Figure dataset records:
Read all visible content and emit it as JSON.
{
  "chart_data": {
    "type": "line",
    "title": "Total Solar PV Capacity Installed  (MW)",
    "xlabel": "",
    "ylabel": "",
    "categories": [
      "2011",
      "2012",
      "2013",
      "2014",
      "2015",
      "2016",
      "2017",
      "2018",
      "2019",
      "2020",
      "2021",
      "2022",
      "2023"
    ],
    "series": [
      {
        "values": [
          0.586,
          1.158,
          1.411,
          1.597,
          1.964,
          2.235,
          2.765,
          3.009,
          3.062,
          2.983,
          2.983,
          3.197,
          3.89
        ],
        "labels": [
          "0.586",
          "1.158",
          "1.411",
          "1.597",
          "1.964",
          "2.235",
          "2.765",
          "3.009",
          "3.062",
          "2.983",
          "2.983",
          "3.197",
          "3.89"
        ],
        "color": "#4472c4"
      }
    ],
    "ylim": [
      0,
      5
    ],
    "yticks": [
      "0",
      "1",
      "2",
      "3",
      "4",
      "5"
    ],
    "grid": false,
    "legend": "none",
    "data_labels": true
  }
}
---
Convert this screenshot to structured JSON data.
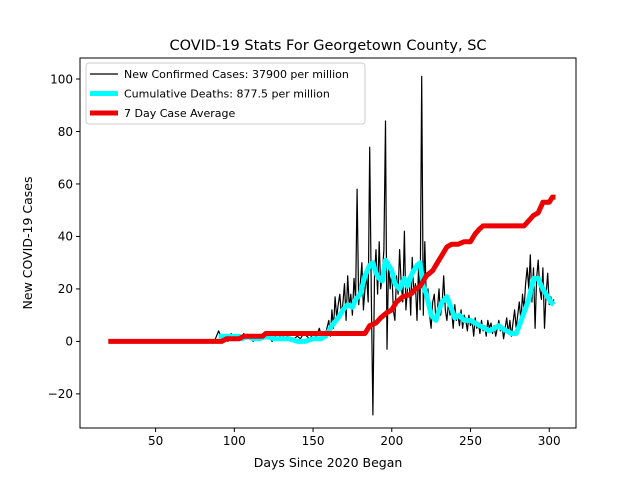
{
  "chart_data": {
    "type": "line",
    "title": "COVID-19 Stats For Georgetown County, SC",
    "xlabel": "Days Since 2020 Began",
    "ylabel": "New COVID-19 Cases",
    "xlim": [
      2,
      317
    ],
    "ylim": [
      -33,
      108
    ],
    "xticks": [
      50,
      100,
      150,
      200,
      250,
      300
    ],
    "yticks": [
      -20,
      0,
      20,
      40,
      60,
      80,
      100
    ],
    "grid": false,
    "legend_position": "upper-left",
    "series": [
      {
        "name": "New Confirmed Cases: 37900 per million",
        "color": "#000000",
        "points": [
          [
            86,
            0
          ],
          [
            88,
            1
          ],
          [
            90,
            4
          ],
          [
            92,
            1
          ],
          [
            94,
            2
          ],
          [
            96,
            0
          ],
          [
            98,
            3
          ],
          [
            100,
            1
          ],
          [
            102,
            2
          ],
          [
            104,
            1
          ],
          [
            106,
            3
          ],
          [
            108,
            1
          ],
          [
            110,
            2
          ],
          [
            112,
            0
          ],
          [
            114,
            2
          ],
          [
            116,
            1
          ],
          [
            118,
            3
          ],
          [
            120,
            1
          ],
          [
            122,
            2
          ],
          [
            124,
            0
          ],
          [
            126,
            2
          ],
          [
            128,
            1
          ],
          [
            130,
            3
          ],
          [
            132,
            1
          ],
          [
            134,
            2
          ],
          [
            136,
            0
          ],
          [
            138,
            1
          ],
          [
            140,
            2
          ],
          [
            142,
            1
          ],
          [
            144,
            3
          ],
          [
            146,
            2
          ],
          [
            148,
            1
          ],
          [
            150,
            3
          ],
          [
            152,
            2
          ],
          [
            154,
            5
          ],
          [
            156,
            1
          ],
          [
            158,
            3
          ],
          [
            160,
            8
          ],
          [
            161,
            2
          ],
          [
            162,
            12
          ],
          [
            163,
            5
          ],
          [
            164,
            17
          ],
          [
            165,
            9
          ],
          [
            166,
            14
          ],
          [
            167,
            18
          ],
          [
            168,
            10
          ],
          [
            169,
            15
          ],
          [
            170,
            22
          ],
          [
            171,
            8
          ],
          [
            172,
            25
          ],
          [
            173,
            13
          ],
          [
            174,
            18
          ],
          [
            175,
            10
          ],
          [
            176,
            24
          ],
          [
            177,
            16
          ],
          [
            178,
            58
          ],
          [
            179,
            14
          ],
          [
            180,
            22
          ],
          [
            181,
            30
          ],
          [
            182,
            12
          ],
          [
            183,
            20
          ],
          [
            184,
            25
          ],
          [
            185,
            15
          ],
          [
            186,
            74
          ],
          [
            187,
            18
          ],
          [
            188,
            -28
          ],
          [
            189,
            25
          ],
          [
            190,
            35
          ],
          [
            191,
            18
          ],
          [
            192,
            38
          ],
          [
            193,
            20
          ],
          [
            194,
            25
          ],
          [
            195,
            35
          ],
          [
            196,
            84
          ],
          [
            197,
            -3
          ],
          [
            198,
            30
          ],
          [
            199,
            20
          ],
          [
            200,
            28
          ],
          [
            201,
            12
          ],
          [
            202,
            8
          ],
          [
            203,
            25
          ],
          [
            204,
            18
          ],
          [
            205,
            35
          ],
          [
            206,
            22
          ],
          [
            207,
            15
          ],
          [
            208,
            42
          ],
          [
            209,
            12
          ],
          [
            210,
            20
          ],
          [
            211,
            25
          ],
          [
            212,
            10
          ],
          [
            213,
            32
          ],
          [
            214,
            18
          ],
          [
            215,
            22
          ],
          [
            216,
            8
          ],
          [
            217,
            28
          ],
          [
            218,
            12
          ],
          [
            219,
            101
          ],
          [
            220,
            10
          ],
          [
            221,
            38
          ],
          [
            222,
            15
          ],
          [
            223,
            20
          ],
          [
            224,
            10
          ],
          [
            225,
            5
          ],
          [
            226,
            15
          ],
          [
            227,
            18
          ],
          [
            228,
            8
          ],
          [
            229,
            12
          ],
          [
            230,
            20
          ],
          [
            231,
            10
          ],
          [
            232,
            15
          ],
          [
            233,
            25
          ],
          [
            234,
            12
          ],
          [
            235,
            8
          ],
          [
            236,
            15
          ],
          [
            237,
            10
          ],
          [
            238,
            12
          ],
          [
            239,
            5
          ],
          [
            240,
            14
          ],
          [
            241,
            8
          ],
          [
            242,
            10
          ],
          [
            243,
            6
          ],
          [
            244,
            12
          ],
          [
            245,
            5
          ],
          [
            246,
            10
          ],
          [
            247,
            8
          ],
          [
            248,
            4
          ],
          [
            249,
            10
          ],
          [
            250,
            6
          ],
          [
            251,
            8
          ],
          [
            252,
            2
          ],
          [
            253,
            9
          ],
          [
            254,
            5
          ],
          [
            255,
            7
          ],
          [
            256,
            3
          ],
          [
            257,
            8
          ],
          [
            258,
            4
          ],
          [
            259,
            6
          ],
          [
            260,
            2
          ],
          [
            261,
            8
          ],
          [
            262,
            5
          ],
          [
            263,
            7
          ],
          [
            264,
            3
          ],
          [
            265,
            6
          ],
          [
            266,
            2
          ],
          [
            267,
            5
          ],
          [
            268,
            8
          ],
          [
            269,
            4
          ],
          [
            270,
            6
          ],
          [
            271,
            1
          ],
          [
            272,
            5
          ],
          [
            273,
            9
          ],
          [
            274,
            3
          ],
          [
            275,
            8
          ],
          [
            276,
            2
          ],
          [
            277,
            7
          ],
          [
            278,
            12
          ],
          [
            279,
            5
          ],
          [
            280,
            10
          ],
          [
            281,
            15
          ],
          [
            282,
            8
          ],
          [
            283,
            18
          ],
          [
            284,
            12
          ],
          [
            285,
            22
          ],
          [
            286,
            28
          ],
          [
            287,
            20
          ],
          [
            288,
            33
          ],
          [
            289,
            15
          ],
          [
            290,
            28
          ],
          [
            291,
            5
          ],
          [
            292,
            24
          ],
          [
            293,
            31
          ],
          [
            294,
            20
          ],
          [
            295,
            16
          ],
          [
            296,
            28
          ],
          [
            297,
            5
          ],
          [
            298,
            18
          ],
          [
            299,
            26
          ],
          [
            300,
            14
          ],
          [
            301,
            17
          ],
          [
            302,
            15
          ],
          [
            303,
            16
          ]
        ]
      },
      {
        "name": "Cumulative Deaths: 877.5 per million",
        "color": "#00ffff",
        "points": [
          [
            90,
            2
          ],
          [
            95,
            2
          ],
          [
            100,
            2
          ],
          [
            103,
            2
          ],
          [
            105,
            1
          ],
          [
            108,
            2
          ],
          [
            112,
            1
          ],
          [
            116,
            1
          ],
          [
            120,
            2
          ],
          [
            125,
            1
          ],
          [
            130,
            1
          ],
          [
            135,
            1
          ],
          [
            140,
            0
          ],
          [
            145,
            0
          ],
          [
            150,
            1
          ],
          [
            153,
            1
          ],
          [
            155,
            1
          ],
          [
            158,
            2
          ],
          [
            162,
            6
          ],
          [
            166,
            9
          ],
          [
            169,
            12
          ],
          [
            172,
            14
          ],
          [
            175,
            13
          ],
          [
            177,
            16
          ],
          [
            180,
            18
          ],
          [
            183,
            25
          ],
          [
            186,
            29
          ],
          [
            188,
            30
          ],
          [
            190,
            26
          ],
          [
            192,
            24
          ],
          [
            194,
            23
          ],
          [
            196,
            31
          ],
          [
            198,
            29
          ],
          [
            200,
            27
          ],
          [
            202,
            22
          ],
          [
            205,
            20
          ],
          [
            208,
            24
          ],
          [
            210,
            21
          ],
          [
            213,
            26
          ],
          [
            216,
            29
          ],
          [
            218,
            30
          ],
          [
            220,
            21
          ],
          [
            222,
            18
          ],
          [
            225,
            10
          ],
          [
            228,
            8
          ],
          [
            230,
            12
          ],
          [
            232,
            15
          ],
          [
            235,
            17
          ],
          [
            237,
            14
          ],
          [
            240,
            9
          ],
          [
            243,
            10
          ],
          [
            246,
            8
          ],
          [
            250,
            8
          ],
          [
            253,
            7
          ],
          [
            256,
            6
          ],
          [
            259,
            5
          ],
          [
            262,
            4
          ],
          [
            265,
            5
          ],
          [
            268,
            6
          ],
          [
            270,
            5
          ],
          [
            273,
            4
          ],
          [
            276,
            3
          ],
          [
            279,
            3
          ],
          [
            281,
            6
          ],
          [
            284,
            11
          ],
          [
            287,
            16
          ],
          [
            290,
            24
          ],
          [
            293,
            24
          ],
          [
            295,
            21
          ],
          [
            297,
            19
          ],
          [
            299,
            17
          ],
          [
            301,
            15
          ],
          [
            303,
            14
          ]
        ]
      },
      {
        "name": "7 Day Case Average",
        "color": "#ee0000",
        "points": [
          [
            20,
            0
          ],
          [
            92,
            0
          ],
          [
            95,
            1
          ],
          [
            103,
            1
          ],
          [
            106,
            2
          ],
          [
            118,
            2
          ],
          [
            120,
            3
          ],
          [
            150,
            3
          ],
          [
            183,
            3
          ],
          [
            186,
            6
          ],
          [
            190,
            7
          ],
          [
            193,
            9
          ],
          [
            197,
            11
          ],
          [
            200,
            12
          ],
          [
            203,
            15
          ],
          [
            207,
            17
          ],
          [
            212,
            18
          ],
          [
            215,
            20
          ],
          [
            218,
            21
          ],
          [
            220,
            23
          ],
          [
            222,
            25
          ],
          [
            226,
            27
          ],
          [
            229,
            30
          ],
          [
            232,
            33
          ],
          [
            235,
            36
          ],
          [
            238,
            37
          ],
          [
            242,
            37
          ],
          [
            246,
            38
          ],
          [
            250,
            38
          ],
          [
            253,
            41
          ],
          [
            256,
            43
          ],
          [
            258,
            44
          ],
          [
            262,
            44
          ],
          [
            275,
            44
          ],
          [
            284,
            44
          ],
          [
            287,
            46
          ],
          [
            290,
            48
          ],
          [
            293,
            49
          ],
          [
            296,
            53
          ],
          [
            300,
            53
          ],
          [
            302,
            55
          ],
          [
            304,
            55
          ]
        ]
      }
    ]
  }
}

- WRITTEN INSTRUCTION -
In the entries above, count each line that holds "COVID". Give the total and nothing else.

- SOLUTION -
2